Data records
____________

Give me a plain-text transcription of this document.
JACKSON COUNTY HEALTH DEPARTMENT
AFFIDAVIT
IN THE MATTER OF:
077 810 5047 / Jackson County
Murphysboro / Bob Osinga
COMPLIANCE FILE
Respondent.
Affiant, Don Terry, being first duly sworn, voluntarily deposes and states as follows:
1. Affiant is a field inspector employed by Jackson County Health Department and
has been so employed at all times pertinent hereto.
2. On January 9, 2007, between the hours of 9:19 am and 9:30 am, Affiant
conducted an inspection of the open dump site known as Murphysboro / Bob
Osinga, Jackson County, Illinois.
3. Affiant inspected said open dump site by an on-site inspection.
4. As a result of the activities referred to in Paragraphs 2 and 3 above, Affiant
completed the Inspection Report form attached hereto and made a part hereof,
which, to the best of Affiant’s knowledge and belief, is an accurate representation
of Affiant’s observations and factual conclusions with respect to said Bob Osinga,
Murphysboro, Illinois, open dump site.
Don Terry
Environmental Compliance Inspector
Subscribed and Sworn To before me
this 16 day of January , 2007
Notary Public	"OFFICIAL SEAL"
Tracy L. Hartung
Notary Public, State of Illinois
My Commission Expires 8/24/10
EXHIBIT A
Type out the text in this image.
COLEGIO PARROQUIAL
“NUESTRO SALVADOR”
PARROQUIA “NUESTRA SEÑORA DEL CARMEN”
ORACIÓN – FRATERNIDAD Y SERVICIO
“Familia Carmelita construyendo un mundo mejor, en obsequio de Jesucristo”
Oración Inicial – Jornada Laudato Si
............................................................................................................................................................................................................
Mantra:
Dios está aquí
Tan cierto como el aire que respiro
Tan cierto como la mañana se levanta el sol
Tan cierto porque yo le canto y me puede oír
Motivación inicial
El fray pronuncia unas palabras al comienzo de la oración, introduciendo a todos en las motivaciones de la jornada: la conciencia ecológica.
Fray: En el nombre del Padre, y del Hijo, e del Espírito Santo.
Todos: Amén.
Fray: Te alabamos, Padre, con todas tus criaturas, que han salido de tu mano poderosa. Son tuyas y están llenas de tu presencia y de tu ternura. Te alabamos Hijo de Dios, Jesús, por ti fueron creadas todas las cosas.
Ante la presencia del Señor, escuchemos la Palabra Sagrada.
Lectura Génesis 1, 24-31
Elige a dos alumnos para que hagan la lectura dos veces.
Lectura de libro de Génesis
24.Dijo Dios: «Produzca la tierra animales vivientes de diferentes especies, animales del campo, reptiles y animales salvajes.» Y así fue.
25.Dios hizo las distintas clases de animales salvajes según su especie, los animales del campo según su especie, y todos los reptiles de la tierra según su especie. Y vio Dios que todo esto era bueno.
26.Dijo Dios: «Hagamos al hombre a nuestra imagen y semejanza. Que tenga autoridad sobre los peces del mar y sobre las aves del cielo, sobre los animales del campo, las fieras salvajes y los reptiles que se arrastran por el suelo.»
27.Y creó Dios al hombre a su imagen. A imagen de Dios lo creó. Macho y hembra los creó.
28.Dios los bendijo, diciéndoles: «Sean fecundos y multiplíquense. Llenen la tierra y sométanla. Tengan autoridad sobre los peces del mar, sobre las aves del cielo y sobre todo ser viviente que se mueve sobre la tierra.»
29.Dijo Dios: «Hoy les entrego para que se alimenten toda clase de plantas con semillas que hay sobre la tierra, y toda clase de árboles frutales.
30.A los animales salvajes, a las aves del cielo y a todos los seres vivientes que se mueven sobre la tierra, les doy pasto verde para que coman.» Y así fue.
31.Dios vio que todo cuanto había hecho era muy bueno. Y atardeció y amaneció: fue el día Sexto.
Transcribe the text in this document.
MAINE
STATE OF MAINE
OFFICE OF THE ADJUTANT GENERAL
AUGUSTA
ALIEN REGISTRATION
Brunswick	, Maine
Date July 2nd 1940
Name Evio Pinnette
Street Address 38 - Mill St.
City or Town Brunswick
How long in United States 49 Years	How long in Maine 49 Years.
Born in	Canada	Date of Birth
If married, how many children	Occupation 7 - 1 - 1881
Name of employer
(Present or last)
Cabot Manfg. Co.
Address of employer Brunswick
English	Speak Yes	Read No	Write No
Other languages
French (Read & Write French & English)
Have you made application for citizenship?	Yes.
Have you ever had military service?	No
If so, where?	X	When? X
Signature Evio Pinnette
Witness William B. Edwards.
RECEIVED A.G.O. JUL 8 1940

____________

What you have to do - Reproduce the whole listing word for word.

Written solution -
Give me a plain-text transcription of this document.
JACKSON COUNTY HEALTH DEPARTMENT
AFFIDAVIT
IN THE MATTER OF:
077 810 5047 / Jackson County
Murphysboro / Bob Osinga
COMPLIANCE FILE
Respondent.
Affiant, Don Terry, being first duly sworn, voluntarily deposes and states as follows:
1. Affiant is a field inspector employed by Jackson County Health Department and
has been so employed at all times pertinent hereto.
2. On January 9, 2007, between the hours of 9:19 am and 9:30 am, Affiant
conducted an inspection of the open dump site known as Murphysboro / Bob
Osinga, Jackson County, Illinois.
3. Affiant inspected said open dump site by an on-site inspection.
4. As a result of the activities referred to in Paragraphs 2 and 3 above, Affiant
completed the Inspection Report form attached hereto and made a part hereof,
which, to the best of Affiant’s knowledge and belief, is an accurate representation
of Affiant’s observations and factual conclusions with respect to said Bob Osinga,
Murphysboro, Illinois, open dump site.
Don Terry
Environmental Compliance Inspector
Subscribed and Sworn To before me
this 16 day of January , 2007
Notary Public	"OFFICIAL SEAL"
Tracy L. Hartung
Notary Public, State of Illinois
My Commission Expires 8/24/10
EXHIBIT A
Type out the text in this image.
COLEGIO PARROQUIAL
“NUESTRO SALVADOR”
PARROQUIA “NUESTRA SEÑORA DEL CARMEN”
ORACIÓN – FRATERNIDAD Y SERVICIO
“Familia Carmelita construyendo un mundo mejor, en obsequio de Jesucristo”
Oración Inicial – Jornada Laudato Si
............................................................................................................................................................................................................
Mantra:
Dios está aquí
Tan cierto como el aire que respiro
Tan cierto como la mañana se levanta el sol
Tan cierto porque yo le canto y me puede oír
Motivación inicial
El fray pronuncia unas palabras al comienzo de la oración, introduciendo a todos en las motivaciones de la jornada: la conciencia ecológica.
Fray: En el nombre del Padre, y del Hijo, e del Espírito Santo.
Todos: Amén.
Fray: Te alabamos, Padre, con todas tus criaturas, que han salido de tu mano poderosa. Son tuyas y están llenas de tu presencia y de tu ternura. Te alabamos Hijo de Dios, Jesús, por ti fueron creadas todas las cosas.
Ante la presencia del Señor, escuchemos la Palabra Sagrada.
Lectura Génesis 1, 24-31
Elige a dos alumnos para que hagan la lectura dos veces.
Lectura de libro de Génesis
24.Dijo Dios: «Produzca la tierra animales vivientes de diferentes especies, animales del campo, reptiles y animales salvajes.» Y así fue.
25.Dios hizo las distintas clases de animales salvajes según su especie, los animales del campo según su especie, y todos los reptiles de la tierra según su especie. Y vio Dios que todo esto era bueno.
26.Dijo Dios: «Hagamos al hombre a nuestra imagen y semejanza. Que tenga autoridad sobre los peces del mar y sobre las aves del cielo, sobre los animales del campo, las fieras salvajes y los reptiles que se arrastran por el suelo.»
27.Y creó Dios al hombre a su imagen. A imagen de Dios lo creó. Macho y hembra los creó.
28.Dios los bendijo, diciéndoles: «Sean fecundos y multiplíquense. Llenen la tierra y sométanla. Tengan autoridad sobre los peces del mar, sobre las aves del cielo y sobre todo ser viviente que se mueve sobre la tierra.»
29.Dijo Dios: «Hoy les entrego para que se alimenten toda clase de plantas con semillas que hay sobre la tierra, y toda clase de árboles frutales.
30.A los animales salvajes, a las aves del cielo y a todos los seres vivientes que se mueven sobre la tierra, les doy pasto verde para que coman.» Y así fue.
31.Dios vio que todo cuanto había hecho era muy bueno. Y atardeció y amaneció: fue el día Sexto.
Transcribe the text in this document.
MAINE
STATE OF MAINE
OFFICE OF THE ADJUTANT GENERAL
AUGUSTA
ALIEN REGISTRATION
Brunswick	, Maine
Date July 2nd 1940
Name Evio Pinnette
Street Address 38 - Mill St.
City or Town Brunswick
How long in United States 49 Years	How long in Maine 49 Years.
Born in	Canada	Date of Birth
If married, how many children	Occupation 7 - 1 - 1881
Name of employer
(Present or last)
Cabot Manfg. Co.
Address of employer Brunswick
English	Speak Yes	Read No	Write No
Other languages
French (Read & Write French & English)
Have you made application for citizenship?	Yes.
Have you ever had military service?	No
If so, where?	X	When? X
Signature Evio Pinnette
Witness William B. Edwards.
RECEIVED A.G.O. JUL 8 1940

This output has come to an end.